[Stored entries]
start

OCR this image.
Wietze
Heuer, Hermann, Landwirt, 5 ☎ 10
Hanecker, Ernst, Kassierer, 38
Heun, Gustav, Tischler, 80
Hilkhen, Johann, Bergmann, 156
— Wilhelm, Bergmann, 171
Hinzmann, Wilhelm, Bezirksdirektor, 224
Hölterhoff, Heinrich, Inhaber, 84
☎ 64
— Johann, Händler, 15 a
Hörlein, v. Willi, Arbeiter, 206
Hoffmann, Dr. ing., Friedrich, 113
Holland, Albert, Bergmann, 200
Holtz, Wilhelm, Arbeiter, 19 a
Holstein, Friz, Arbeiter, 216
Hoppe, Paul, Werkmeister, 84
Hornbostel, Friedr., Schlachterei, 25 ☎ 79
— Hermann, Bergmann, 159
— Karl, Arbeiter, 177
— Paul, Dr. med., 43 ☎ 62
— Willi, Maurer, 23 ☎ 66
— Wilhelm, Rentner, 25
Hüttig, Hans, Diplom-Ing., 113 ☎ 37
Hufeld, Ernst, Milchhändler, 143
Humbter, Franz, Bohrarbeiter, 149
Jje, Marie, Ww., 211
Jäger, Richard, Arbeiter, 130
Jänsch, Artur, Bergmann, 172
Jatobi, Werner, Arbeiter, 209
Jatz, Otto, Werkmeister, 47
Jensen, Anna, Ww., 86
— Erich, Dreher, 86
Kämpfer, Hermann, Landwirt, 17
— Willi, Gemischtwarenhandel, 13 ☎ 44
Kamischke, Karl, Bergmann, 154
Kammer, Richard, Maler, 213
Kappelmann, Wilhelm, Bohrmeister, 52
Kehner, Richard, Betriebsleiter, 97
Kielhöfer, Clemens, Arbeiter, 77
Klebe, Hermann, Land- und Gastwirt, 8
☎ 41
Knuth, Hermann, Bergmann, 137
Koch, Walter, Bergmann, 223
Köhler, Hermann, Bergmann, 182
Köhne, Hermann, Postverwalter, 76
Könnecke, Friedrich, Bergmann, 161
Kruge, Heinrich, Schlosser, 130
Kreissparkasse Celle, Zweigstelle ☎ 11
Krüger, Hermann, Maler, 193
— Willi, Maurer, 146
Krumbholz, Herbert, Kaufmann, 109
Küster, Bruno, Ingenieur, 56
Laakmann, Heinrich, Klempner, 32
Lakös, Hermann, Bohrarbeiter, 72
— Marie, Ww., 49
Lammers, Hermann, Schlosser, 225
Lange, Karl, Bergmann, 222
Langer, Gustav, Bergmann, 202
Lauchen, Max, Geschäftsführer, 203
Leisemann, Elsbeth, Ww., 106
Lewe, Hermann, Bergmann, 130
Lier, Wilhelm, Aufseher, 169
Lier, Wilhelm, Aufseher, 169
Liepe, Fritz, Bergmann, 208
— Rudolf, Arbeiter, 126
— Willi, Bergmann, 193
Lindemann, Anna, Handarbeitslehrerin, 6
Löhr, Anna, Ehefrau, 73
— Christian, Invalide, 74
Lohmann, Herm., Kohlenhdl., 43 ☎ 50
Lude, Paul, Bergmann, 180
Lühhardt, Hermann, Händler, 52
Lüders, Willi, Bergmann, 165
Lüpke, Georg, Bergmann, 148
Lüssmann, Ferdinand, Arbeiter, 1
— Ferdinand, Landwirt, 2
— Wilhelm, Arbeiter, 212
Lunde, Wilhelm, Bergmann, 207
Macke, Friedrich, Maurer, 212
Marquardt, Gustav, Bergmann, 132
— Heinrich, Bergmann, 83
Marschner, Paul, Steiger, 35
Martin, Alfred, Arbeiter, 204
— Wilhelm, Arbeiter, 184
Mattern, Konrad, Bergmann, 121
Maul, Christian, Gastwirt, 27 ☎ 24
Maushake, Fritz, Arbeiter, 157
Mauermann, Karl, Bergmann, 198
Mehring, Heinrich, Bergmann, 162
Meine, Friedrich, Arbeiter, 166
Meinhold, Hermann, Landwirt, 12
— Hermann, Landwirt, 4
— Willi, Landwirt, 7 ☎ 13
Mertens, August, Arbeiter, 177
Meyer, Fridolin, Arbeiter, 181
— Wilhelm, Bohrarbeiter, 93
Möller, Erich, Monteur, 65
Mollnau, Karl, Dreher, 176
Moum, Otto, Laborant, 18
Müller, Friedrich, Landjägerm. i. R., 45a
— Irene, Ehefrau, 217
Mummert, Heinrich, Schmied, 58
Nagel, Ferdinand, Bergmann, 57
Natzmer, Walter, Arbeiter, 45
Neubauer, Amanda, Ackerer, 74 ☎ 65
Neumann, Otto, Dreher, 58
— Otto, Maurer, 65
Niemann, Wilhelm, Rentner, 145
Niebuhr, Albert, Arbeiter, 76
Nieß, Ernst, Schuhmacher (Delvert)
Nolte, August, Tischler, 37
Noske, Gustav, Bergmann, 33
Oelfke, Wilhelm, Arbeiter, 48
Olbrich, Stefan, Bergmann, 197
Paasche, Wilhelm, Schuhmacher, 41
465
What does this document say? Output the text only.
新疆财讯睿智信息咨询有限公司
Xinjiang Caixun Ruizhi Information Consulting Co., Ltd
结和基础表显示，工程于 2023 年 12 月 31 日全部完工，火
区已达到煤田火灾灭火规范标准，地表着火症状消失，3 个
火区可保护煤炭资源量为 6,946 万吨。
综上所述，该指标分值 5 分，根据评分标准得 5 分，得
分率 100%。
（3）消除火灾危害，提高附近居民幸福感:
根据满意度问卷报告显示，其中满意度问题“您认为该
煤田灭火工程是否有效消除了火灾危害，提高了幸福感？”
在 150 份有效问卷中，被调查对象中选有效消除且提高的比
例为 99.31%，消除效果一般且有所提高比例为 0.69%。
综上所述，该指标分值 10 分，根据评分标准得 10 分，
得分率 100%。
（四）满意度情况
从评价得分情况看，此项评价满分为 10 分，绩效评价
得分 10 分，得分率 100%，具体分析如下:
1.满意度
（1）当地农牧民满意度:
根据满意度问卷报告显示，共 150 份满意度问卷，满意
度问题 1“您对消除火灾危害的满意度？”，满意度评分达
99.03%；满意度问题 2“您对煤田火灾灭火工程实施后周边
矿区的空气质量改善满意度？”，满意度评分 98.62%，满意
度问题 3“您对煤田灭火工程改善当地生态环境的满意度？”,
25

end

Work instructions ▸ Go through the material above and copy each line that has the word "Christian".

Output of the task ▸
— Christian, Invalide, 74
Maul, Christian, Gastwirt, 27 ☎ 24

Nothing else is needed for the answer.